== AIM OF THE EXERCISE ==
Please reproduce the rows below word for word, beginning with the line containing "Patent image size: (429, 478)." and continuing through the line containing "The threaded insert 72 is at (137, 105).".

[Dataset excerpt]
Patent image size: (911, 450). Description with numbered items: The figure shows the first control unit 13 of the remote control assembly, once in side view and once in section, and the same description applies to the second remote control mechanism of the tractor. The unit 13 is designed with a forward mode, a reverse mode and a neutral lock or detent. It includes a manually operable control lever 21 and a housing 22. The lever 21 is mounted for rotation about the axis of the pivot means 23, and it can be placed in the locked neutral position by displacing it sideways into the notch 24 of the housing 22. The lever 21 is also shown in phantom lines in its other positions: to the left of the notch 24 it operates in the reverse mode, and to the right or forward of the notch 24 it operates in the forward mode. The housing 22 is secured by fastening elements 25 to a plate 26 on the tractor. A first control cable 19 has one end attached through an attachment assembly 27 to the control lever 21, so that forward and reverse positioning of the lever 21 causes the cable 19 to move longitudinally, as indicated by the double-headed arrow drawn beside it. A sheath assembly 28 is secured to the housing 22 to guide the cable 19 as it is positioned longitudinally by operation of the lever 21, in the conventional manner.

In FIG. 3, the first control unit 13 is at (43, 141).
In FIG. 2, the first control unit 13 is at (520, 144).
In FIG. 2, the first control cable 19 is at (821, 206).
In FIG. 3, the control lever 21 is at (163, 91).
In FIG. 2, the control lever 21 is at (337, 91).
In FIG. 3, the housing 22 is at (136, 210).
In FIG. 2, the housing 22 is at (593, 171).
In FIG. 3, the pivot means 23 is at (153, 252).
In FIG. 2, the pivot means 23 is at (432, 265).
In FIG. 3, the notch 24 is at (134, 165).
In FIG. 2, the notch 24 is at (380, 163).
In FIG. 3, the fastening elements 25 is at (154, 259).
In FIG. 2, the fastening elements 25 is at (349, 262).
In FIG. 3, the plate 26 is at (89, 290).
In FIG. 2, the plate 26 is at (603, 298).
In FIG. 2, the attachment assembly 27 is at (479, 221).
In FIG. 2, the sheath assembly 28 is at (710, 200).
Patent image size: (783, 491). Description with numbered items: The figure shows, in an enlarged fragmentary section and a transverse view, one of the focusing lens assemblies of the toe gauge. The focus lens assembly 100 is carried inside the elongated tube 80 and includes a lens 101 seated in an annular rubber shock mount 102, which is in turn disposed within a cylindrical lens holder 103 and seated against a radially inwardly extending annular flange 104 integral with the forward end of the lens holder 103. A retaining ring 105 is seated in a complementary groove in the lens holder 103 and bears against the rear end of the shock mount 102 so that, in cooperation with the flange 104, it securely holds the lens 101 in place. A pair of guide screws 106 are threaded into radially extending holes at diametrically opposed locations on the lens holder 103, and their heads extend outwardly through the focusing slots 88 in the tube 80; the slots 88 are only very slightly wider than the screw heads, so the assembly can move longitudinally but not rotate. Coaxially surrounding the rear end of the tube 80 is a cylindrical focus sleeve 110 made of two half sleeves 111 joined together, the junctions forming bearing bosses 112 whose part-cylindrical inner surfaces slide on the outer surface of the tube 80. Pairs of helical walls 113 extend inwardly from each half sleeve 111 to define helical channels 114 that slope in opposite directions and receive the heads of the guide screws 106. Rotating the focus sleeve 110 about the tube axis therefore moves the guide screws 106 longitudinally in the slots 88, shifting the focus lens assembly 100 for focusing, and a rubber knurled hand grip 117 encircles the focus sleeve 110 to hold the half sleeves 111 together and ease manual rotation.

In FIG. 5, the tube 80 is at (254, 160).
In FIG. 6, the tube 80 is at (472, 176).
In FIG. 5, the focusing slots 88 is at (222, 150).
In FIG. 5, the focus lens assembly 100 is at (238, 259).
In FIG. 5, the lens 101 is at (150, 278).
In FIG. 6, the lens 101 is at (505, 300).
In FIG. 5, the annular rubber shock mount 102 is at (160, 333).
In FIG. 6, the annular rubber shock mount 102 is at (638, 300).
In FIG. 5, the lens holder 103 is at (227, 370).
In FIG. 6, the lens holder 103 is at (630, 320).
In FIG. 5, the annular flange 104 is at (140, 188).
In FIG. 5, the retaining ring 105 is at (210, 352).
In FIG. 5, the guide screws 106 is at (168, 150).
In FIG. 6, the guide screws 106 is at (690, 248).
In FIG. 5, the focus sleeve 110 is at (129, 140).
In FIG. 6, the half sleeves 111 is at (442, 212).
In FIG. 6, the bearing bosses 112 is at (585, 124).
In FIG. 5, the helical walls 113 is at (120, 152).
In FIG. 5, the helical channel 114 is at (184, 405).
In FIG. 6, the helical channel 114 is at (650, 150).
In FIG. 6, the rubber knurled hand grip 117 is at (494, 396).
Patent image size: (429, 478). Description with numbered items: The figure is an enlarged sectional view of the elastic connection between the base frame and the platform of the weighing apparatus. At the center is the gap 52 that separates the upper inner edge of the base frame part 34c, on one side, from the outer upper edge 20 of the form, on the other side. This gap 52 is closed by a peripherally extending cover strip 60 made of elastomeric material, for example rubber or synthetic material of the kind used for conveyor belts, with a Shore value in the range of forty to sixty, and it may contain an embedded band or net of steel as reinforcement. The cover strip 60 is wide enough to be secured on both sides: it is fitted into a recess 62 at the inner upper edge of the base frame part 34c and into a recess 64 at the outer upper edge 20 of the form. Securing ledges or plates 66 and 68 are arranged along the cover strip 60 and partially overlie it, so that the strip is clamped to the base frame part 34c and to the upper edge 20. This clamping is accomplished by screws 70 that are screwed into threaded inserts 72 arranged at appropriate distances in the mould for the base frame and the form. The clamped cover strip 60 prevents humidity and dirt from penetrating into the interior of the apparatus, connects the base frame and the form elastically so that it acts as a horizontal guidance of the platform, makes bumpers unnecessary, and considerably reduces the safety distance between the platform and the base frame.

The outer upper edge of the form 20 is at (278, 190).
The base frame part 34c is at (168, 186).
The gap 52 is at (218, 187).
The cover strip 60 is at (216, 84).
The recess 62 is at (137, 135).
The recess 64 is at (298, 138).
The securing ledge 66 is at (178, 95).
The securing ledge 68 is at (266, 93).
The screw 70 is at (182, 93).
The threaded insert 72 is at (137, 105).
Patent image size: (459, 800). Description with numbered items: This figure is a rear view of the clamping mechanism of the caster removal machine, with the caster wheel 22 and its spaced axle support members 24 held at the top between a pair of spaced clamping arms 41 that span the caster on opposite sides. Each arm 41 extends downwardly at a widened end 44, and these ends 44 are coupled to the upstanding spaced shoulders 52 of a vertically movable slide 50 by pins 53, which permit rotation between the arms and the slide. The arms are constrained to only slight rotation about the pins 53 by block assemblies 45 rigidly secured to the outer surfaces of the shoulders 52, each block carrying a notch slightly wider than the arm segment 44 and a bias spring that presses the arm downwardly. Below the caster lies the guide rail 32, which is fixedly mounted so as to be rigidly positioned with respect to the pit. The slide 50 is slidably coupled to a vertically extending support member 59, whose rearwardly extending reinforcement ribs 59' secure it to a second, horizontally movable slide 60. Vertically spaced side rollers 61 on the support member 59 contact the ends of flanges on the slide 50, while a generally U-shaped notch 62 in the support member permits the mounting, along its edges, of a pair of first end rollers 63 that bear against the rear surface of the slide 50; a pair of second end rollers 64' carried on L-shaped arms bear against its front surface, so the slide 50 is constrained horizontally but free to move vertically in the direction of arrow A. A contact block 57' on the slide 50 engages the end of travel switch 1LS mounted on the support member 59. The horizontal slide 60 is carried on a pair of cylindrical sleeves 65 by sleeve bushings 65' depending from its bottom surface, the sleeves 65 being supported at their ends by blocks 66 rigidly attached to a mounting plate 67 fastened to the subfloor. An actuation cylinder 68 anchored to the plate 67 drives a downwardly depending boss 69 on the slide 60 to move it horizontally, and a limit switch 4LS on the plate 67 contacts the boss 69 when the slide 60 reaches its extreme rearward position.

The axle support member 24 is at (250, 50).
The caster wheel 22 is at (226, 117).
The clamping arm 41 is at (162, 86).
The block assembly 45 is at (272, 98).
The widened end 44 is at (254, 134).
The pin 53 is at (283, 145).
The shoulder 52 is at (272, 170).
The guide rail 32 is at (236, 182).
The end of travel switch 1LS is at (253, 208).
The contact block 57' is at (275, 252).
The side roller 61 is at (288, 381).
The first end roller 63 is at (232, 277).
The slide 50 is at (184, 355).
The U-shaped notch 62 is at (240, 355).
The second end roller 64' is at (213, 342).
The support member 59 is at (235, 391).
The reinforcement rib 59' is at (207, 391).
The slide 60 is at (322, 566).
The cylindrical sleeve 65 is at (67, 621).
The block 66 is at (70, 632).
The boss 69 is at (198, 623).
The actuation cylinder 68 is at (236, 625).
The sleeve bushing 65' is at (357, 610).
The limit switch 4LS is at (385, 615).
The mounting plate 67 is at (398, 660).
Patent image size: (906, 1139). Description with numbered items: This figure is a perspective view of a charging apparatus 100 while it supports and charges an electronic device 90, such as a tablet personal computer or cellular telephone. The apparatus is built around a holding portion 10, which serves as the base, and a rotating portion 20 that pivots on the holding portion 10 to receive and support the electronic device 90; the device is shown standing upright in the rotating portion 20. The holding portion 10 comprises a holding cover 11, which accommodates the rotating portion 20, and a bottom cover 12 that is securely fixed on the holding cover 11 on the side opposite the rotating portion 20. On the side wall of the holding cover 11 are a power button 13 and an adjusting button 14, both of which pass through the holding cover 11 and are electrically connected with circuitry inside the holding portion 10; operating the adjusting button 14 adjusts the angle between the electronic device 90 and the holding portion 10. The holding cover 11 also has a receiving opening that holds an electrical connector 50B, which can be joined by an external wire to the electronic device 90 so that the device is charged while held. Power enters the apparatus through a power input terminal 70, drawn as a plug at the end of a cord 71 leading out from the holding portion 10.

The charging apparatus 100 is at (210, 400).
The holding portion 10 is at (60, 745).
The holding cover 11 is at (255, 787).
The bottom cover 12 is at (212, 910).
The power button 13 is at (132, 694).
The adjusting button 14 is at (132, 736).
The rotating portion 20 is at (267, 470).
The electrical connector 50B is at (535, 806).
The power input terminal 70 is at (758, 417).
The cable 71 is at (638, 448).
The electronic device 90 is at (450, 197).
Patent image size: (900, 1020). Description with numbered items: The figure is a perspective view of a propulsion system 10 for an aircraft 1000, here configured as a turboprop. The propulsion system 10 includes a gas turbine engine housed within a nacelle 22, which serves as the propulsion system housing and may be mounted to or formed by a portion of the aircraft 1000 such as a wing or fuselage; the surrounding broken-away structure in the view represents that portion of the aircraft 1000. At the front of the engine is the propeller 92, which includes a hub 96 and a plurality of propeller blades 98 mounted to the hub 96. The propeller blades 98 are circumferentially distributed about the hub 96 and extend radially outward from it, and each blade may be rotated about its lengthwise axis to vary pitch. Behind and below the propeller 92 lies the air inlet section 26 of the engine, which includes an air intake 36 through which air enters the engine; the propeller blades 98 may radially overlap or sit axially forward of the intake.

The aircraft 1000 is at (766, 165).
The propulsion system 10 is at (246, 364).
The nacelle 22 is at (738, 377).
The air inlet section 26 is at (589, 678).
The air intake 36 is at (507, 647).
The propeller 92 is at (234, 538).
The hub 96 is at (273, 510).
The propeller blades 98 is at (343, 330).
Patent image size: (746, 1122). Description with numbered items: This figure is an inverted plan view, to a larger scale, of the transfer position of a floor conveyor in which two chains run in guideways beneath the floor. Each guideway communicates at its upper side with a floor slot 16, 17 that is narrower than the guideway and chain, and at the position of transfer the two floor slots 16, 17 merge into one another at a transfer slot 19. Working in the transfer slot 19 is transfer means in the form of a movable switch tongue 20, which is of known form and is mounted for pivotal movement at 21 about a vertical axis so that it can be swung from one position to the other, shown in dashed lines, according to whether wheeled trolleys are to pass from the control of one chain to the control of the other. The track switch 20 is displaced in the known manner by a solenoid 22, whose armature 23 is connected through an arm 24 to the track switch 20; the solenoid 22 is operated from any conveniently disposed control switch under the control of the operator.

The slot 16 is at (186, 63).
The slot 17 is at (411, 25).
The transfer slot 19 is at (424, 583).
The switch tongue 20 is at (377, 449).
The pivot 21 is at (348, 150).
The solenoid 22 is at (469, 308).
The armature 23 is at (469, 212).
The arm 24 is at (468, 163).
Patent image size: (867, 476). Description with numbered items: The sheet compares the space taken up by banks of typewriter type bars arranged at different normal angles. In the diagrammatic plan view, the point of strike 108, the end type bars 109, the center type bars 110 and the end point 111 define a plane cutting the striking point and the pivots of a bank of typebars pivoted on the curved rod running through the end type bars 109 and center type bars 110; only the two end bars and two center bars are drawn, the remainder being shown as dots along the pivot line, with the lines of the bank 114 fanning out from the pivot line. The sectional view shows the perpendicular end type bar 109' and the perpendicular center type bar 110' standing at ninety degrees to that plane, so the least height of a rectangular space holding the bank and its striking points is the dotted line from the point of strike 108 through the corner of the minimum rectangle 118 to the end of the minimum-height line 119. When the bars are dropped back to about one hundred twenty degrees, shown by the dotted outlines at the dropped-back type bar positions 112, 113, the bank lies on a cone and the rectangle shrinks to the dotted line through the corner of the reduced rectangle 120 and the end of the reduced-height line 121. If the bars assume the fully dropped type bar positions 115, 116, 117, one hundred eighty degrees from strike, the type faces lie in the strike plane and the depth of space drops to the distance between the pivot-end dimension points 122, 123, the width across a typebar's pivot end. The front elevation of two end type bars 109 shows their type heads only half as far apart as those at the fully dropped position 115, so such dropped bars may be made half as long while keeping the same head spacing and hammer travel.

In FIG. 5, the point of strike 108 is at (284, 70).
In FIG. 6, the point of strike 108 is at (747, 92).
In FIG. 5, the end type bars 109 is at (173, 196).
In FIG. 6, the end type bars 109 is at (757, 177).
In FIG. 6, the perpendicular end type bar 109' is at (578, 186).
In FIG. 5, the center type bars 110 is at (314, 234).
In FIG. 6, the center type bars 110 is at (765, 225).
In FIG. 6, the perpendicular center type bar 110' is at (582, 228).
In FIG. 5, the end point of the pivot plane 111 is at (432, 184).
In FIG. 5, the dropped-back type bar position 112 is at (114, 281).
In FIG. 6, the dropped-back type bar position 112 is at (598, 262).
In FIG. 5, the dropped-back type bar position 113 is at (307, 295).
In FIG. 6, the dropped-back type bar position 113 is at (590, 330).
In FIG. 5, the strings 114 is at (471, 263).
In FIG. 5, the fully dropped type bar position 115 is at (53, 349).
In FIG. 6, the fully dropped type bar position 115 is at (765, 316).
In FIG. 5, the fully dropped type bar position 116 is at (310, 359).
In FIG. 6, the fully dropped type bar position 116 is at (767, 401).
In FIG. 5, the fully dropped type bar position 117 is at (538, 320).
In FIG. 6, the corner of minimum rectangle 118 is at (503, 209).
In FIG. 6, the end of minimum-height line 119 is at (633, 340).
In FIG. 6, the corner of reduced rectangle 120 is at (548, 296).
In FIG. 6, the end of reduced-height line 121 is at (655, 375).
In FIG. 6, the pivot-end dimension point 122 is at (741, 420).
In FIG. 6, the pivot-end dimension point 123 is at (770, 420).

== PROBLEM SOLUTION ==
Patent image size: (429, 478). Description with numbered items: The figure is an enlarged sectional view of the elastic connection between the base frame and the platform of the weighing apparatus. At the center is the gap 52 that separates the upper inner edge of the base frame part 34c, on one side, from the outer upper edge 20 of the form, on the other side. This gap 52 is closed by a peripherally extending cover strip 60 made of elastomeric material, for example rubber or synthetic material of the kind used for conveyor belts, with a Shore value in the range of forty to sixty, and it may contain an embedded band or net of steel as reinforcement. The cover strip 60 is wide enough to be secured on both sides: it is fitted into a recess 62 at the inner upper edge of the base frame part 34c and into a recess 64 at the outer upper edge 20 of the form. Securing ledges or plates 66 and 68 are arranged along the cover strip 60 and partially overlie it, so that the strip is clamped to the base frame part 34c and to the upper edge 20. This clamping is accomplished by screws 70 that are screwed into threaded inserts 72 arranged at appropriate distances in the mould for the base frame and the form. The clamped cover strip 60 prevents humidity and dirt from penetrating into the interior of the apparatus, connects the base frame and the form elastically so that it acts as a horizontal guidance of the platform, makes bumpers unnecessary, and considerably reduces the safety distance between the platform and the base frame.

The outer upper edge of the form 20 is at (278, 190).
The base frame part 34c is at (168, 186).
The gap 52 is at (218, 187).
The cover strip 60 is at (216, 84).
The recess 62 is at (137, 135).
The recess 64 is at (298, 138).
The securing ledge 66 is at (178, 95).
The securing ledge 68 is at (266, 93).
The screw 70 is at (182, 93).
The threaded insert 72 is at (137, 105).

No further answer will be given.